Copy out all lines of the records in which the word "title" appears.
============
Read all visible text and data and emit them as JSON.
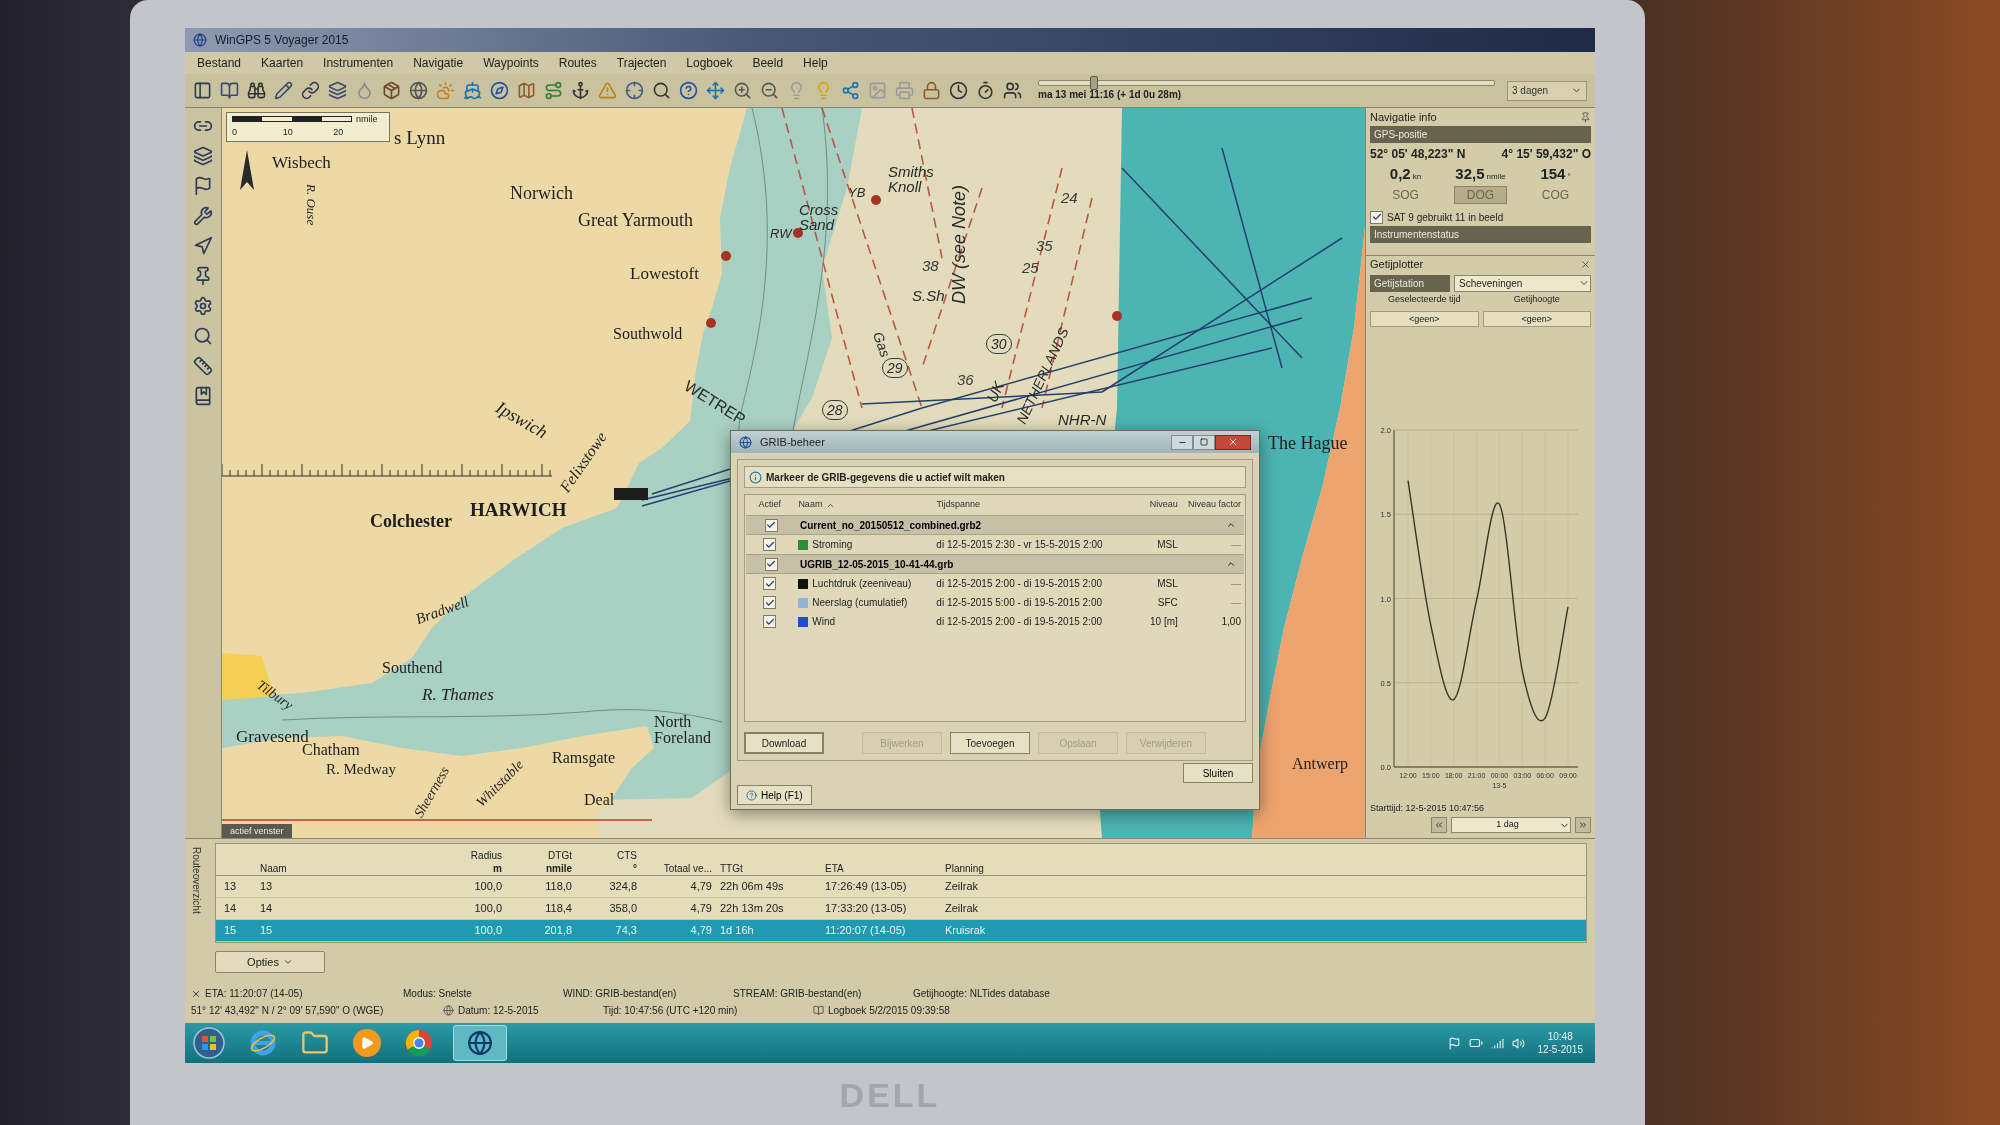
{
  "laptop": {
    "brand": "DELL"
  },
  "window": {
    "title": "WinGPS 5 Voyager 2015"
  },
  "menu": [
    "Bestand",
    "Kaarten",
    "Instrumenten",
    "Navigatie",
    "Waypoints",
    "Routes",
    "Trajecten",
    "Logboek",
    "Beeld",
    "Help"
  ],
  "time_bar": {
    "slider": {
      "level": 0.12
    },
    "label": "ma 13 mei 11:16 (+ 1d 0u 28m)",
    "range": "3 dagen"
  },
  "chart_view": {
    "scale_bar": {
      "ticks": [
        "0",
        "10",
        "20"
      ],
      "unit": "nmile"
    },
    "labels": [
      {
        "text": "s Lynn",
        "kind": "town"
      },
      {
        "text": "Wisbech",
        "kind": "town"
      },
      {
        "text": "R. Ouse",
        "kind": "town"
      },
      {
        "text": "Norwich",
        "kind": "town"
      },
      {
        "text": "Great Yarmouth",
        "kind": "town"
      },
      {
        "text": "Lowestoft",
        "kind": "town"
      },
      {
        "text": "Southwold",
        "kind": "town"
      },
      {
        "text": "Ipswich",
        "kind": "town"
      },
      {
        "text": "Felixstowe",
        "kind": "town"
      },
      {
        "text": "HARWICH",
        "kind": "town"
      },
      {
        "text": "Colchester",
        "kind": "town"
      },
      {
        "text": "Bradwell",
        "kind": "town"
      },
      {
        "text": "Southend",
        "kind": "town"
      },
      {
        "text": "R. Thames",
        "kind": "town"
      },
      {
        "text": "Tilbury",
        "kind": "town"
      },
      {
        "text": "Gravesend",
        "kind": "town"
      },
      {
        "text": "Chatham",
        "kind": "town"
      },
      {
        "text": "R. Medway",
        "kind": "town"
      },
      {
        "text": "Sheerness",
        "kind": "town"
      },
      {
        "text": "Whitstable",
        "kind": "town"
      },
      {
        "text": "Ramsgate",
        "kind": "town"
      },
      {
        "text": "North Foreland",
        "kind": "town"
      },
      {
        "text": "Deal",
        "kind": "town"
      },
      {
        "text": "Smiths Knoll",
        "kind": "sea"
      },
      {
        "text": "Cross Sand",
        "kind": "sea"
      },
      {
        "text": "NHR-N",
        "kind": "sea"
      },
      {
        "text": "The Hague",
        "kind": "town"
      },
      {
        "text": "Antwerp",
        "kind": "town"
      },
      {
        "text": "DW (see Note)",
        "kind": "sea"
      },
      {
        "text": "S.Sh",
        "kind": "sea"
      },
      {
        "text": "Gas",
        "kind": "sea"
      },
      {
        "text": "WETREP",
        "kind": "sea"
      },
      {
        "text": "UK",
        "kind": "sea"
      },
      {
        "text": "NETHERLANDS",
        "kind": "sea"
      },
      {
        "text": "RW",
        "kind": "sea"
      },
      {
        "text": "YB",
        "kind": "sea"
      },
      {
        "text": "38",
        "kind": "depth"
      },
      {
        "text": "35",
        "kind": "depth"
      },
      {
        "text": "24",
        "kind": "depth"
      },
      {
        "text": "36",
        "kind": "depth"
      },
      {
        "text": "25",
        "kind": "depth"
      },
      {
        "text": "28",
        "kind": "circled"
      },
      {
        "text": "29",
        "kind": "circled"
      },
      {
        "text": "30",
        "kind": "circled"
      }
    ],
    "active_tab": "actief venster"
  },
  "navigation_info": {
    "title": "Navigatie info",
    "gps_section": "GPS-positie",
    "latitude": "52° 05' 48,223\" N",
    "longitude": "4° 15' 59,432\" O",
    "readouts": [
      {
        "value": "0,2",
        "unit": "kn",
        "label": "SOG",
        "selected": false
      },
      {
        "value": "32,5",
        "unit": "nmile",
        "label": "DOG",
        "selected": true
      },
      {
        "value": "154",
        "unit": "°",
        "label": "COG",
        "selected": false
      }
    ],
    "satellites": {
      "text": "SAT 9 gebruikt 11 in beeld",
      "checked": true
    },
    "instrument_section": "Instrumentenstatus"
  },
  "tide_plotter": {
    "title": "Getijplotter",
    "station_label": "Getijstation",
    "station": "Scheveningen",
    "selected_time_label": "Geselecteerde tijd",
    "height_label": "Getijhoogte",
    "selected_time": "<geen>",
    "height": "<geen>",
    "chart_data": {
      "type": "line",
      "grid": true,
      "categories": [
        "12:00",
        "15:00",
        "18:00",
        "21:00",
        "00:00",
        "03:00",
        "06:00",
        "09:00"
      ],
      "values": [
        1.7,
        0.84,
        0.4,
        0.99,
        1.56,
        0.57,
        0.29,
        0.95
      ],
      "ylim": [
        0,
        2
      ],
      "yticks": [
        {
          "value": 0,
          "label": "0.0"
        },
        {
          "value": 0.5,
          "label": "0.5"
        },
        {
          "value": 1,
          "label": "1.0"
        },
        {
          "value": 1.5,
          "label": "1.5"
        },
        {
          "value": 2,
          "label": "2.0"
        }
      ]
    },
    "date_marker": "13-5",
    "start_time": "Starttijd: 12-5-2015 10:47:56",
    "period": "1 dag"
  },
  "grib_dialog": {
    "title": "GRIB-beheer",
    "instruction": "Markeer de GRIB-gegevens die u actief wilt maken",
    "columns": [
      "Actief",
      "Naam",
      "Tijdspanne",
      "Niveau",
      "Niveau factor"
    ],
    "groups": [
      {
        "name": "Current_no_20150512_combined.grb2",
        "checked": true,
        "expanded": true,
        "children": [
          {
            "name": "Stroming",
            "color": "#2e8b3a",
            "checked": true,
            "timespan": "di 12-5-2015 2:30 - vr 15-5-2015 2:00",
            "niveau": "MSL",
            "factor": "—"
          }
        ]
      },
      {
        "name": "UGRIB_12-05-2015_10-41-44.grb",
        "checked": true,
        "expanded": true,
        "children": [
          {
            "name": "Luchtdruk (zeeniveau)",
            "color": "#111111",
            "checked": true,
            "timespan": "di 12-5-2015 2:00 - di 19-5-2015 2:00",
            "niveau": "MSL",
            "factor": "—"
          },
          {
            "name": "Neerslag (cumulatief)",
            "color": "#8fb3d9",
            "checked": true,
            "timespan": "di 12-5-2015 5:00 - di 19-5-2015 2:00",
            "niveau": "SFC",
            "factor": "—"
          },
          {
            "name": "Wind",
            "color": "#1f4fc4",
            "checked": true,
            "timespan": "di 12-5-2015 2:00 - di 19-5-2015 2:00",
            "niveau": "10 [m]",
            "factor": "1,00"
          }
        ]
      }
    ],
    "buttons": [
      {
        "label": "Download",
        "disabled": false,
        "default": true
      },
      {
        "label": "Bijwerken",
        "disabled": true,
        "default": false
      },
      {
        "label": "Toevoegen",
        "disabled": false,
        "default": false
      },
      {
        "label": "Opslaan",
        "disabled": true,
        "default": false
      },
      {
        "label": "Verwijderen",
        "disabled": true,
        "default": false
      }
    ],
    "close_button": "Sluiten",
    "help_button": "Help (F1)"
  },
  "route_overview": {
    "side_label": "Routeoverzicht",
    "columns": [
      {
        "label": "Naam"
      },
      {
        "label": "Radius",
        "unit": "m"
      },
      {
        "label": "DTGt",
        "unit": "nmile"
      },
      {
        "label": "CTS",
        "unit": "°"
      },
      {
        "label": "Totaal ve..."
      },
      {
        "label": "TTGt"
      },
      {
        "label": "ETA"
      },
      {
        "label": "Planning"
      }
    ],
    "rows": [
      {
        "number": "13",
        "selected": false,
        "cells": [
          "13",
          "100,0",
          "118,0",
          "324,8",
          "4,79",
          "22h 06m 49s",
          "17:26:49 (13-05)",
          "Zeilrak"
        ]
      },
      {
        "number": "14",
        "selected": false,
        "cells": [
          "14",
          "100,0",
          "118,4",
          "358,0",
          "4,79",
          "22h 13m 20s",
          "17:33:20 (13-05)",
          "Zeilrak"
        ]
      },
      {
        "number": "15",
        "selected": true,
        "cells": [
          "15",
          "100,0",
          "201,8",
          "74,3",
          "4,79",
          "1d 16h",
          "11:20:07 (14-05)",
          "Kruisrak"
        ]
      }
    ],
    "options_button": "Opties"
  },
  "status_bar": {
    "eta": "ETA: 11:20:07 (14-05)",
    "mode": "Modus: Snelste",
    "wind": "WIND: GRIB-bestand(en)",
    "stream": "STREAM: GRIB-bestand(en)",
    "tide": "Getijhoogte: NLTides database",
    "position": "51° 12' 43,492\" N / 2° 09' 57,590\" O (WGE)",
    "date": "Datum: 12-5-2015",
    "time": "Tijd: 10:47:56 (UTC +120 min)",
    "logbook": "Logboek 5/2/2015 09:39:58"
  },
  "taskbar": {
    "time": "10:48",
    "date": "12-5-2015"
  }
}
============
» RESPONSE TO THIS EXERCISE
    "title": "WinGPS 5 Voyager 2015"
    "title": "Navigatie info",
    "title": "Getijplotter",
    "title": "GRIB-beheer",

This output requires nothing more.